[Problem description]
Pick out every line holding the string "page" and copy it.

--- BEGIN ---

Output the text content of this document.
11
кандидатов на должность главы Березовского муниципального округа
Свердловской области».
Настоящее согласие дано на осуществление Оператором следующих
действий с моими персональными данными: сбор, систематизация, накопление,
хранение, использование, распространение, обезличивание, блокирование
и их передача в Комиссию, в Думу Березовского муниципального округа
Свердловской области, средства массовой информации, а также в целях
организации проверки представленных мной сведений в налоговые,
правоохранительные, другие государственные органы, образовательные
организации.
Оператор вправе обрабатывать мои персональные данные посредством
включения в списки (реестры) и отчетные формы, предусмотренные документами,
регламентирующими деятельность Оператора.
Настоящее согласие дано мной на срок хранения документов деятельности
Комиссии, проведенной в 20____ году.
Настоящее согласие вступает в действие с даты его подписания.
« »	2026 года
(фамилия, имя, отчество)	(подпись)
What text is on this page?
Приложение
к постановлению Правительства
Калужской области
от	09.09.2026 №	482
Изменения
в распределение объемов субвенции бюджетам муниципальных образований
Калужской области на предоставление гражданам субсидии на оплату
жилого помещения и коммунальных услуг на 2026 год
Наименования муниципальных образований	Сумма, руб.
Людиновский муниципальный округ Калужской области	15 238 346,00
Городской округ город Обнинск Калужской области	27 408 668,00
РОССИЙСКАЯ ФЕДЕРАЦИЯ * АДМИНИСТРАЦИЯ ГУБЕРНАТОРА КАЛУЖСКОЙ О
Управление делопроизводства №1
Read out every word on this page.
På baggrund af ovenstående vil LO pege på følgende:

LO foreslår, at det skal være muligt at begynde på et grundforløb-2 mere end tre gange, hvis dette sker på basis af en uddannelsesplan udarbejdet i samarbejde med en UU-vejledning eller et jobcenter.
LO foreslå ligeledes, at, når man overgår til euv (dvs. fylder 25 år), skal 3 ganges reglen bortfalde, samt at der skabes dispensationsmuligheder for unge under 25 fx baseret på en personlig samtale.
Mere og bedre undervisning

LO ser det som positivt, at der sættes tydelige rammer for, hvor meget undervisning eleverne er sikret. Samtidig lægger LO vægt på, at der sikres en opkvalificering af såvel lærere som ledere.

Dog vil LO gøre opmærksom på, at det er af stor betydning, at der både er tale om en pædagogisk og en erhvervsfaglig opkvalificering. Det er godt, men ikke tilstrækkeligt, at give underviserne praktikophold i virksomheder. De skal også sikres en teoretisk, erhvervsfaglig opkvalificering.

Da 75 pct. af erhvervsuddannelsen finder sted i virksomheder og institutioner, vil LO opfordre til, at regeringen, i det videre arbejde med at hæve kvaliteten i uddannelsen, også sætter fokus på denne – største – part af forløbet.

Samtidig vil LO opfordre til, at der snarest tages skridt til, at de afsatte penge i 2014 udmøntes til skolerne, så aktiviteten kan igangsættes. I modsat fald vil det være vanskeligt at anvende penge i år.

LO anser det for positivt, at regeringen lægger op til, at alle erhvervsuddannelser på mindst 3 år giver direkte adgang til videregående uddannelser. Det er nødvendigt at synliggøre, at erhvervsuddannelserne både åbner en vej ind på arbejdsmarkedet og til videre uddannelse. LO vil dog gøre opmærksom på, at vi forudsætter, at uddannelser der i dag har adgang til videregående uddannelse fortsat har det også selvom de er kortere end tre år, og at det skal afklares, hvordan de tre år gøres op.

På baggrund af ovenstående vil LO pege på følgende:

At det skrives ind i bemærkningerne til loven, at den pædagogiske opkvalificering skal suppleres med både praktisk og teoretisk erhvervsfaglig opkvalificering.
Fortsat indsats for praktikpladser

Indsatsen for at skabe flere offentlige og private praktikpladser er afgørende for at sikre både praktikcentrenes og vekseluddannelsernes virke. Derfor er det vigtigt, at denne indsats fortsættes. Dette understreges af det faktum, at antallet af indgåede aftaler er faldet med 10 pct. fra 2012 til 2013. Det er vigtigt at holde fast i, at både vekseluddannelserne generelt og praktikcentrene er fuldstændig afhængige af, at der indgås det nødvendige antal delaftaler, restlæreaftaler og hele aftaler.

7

--- END ---

[Output below]
What text is on this page?
Read out every word on this page.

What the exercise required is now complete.